══ INFORMATION SUPPLIED ══

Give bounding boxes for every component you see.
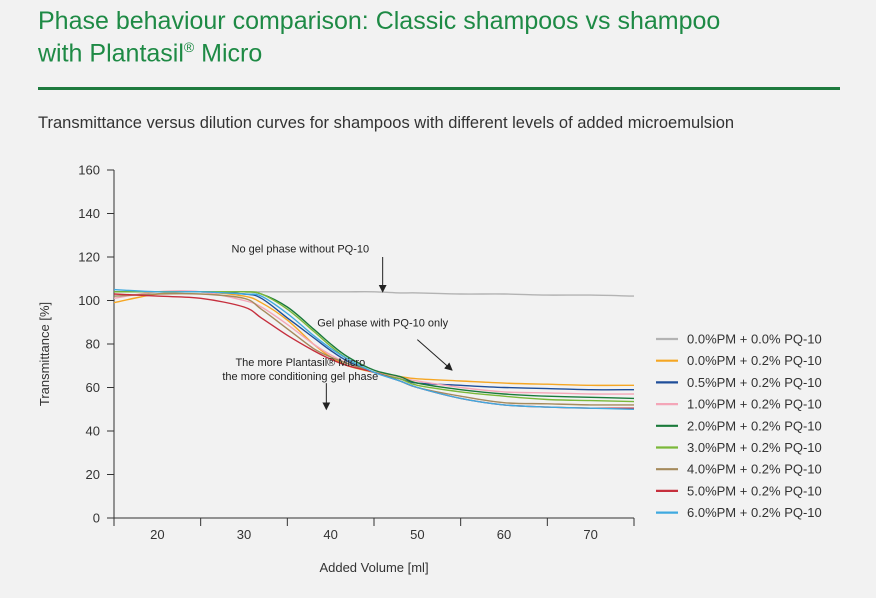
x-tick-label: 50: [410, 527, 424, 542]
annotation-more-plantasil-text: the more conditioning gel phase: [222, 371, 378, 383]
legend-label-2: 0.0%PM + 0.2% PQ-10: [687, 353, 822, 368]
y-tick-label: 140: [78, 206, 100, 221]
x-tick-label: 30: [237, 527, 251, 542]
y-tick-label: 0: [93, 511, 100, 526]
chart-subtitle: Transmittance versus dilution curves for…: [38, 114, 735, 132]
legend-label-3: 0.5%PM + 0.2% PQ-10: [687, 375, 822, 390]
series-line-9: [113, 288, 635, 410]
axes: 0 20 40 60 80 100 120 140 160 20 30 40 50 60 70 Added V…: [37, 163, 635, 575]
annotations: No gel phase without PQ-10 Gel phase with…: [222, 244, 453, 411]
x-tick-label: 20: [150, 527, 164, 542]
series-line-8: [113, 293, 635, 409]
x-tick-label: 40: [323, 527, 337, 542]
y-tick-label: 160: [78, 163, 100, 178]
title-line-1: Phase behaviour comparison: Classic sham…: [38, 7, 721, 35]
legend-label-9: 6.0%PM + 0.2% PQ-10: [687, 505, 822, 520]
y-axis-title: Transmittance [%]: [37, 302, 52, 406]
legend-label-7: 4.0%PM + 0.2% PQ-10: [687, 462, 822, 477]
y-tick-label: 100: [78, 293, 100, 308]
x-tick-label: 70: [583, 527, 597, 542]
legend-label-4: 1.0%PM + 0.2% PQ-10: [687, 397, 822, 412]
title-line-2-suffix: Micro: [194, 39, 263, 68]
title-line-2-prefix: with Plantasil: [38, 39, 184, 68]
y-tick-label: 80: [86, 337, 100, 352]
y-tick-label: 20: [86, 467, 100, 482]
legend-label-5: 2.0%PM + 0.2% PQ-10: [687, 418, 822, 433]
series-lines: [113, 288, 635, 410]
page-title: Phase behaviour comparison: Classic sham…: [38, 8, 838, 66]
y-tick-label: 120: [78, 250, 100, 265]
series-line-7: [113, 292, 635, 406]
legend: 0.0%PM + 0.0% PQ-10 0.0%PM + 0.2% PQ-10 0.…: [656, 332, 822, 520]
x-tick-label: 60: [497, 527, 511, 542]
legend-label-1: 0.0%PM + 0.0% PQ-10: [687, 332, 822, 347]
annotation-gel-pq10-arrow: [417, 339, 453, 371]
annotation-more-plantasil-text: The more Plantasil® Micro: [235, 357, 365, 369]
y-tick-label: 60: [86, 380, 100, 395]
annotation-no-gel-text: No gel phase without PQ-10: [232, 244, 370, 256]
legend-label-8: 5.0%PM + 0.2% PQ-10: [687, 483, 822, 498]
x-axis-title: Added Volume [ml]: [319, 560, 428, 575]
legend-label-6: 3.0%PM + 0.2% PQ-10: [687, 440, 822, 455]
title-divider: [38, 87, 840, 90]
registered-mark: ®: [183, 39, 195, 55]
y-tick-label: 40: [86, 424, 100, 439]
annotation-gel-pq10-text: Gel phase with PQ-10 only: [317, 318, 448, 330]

═══
══ INFORMATION SUPPLIED ══

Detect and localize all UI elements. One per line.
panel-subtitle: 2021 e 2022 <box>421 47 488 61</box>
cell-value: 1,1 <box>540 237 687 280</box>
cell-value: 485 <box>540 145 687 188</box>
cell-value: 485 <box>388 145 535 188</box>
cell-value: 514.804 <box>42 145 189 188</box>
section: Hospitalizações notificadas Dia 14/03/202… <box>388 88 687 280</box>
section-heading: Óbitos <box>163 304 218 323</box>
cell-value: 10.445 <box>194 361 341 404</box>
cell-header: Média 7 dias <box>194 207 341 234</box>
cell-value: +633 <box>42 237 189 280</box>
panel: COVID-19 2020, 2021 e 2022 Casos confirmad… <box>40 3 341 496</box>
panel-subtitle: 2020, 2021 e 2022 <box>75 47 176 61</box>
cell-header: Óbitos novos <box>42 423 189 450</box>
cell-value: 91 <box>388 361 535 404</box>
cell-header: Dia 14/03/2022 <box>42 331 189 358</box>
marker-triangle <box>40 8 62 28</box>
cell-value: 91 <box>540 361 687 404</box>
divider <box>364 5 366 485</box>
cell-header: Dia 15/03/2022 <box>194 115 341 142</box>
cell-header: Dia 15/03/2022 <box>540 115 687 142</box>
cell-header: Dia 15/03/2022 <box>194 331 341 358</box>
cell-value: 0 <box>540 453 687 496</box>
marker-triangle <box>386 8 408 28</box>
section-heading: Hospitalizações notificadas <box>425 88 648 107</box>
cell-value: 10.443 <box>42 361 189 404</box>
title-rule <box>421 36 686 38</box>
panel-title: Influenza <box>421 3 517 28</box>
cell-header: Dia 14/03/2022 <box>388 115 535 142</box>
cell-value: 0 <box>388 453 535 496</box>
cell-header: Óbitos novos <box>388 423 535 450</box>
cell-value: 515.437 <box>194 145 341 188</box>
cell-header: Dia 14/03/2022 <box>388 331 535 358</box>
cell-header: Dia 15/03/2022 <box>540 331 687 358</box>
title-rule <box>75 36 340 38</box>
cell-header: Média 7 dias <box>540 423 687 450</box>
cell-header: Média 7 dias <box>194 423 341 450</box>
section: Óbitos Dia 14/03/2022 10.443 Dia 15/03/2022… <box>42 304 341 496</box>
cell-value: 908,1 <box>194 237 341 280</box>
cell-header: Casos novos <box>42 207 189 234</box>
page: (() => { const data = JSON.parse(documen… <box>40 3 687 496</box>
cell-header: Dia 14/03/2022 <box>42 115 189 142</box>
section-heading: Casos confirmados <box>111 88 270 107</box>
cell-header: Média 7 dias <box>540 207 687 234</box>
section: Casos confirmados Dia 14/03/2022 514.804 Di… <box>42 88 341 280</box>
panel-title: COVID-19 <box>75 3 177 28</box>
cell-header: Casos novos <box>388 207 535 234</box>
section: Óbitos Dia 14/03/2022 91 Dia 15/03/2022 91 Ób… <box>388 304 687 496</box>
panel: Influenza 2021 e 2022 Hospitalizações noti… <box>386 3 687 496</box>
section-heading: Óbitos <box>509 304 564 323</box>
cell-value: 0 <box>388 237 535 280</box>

═══

**SET EXERCISE**
Reproduce, character for character, the listing lines from the one containing "Detect and localize" through the one containing "cell-value: 10.443 <box>42 361 189 404</box>", including both of those lines.

**TASK ANSWER**
Detect and localize all UI elements. One per line.
panel-subtitle: 2021 e 2022 <box>421 47 488 61</box>
cell-value: 1,1 <box>540 237 687 280</box>
cell-value: 485 <box>540 145 687 188</box>
cell-value: 485 <box>388 145 535 188</box>
cell-value: 514.804 <box>42 145 189 188</box>
section: Hospitalizações notificadas Dia 14/03/202… <box>388 88 687 280</box>
section-heading: Óbitos <box>163 304 218 323</box>
cell-value: 10.445 <box>194 361 341 404</box>
cell-header: Média 7 dias <box>194 207 341 234</box>
cell-value: +633 <box>42 237 189 280</box>
panel: COVID-19 2020, 2021 e 2022 Casos confirmad… <box>40 3 341 496</box>
panel-subtitle: 2020, 2021 e 2022 <box>75 47 176 61</box>
cell-header: Óbitos novos <box>42 423 189 450</box>
cell-value: 91 <box>388 361 535 404</box>
cell-header: Dia 14/03/2022 <box>42 331 189 358</box>
marker-triangle <box>40 8 62 28</box>
cell-value: 91 <box>540 361 687 404</box>
divider <box>364 5 366 485</box>
cell-header: Dia 15/03/2022 <box>194 115 341 142</box>
cell-header: Dia 15/03/2022 <box>540 115 687 142</box>
cell-header: Dia 15/03/2022 <box>194 331 341 358</box>
cell-value: 0 <box>540 453 687 496</box>
marker-triangle <box>386 8 408 28</box>
section-heading: Hospitalizações notificadas <box>425 88 648 107</box>
cell-value: 10.443 <box>42 361 189 404</box>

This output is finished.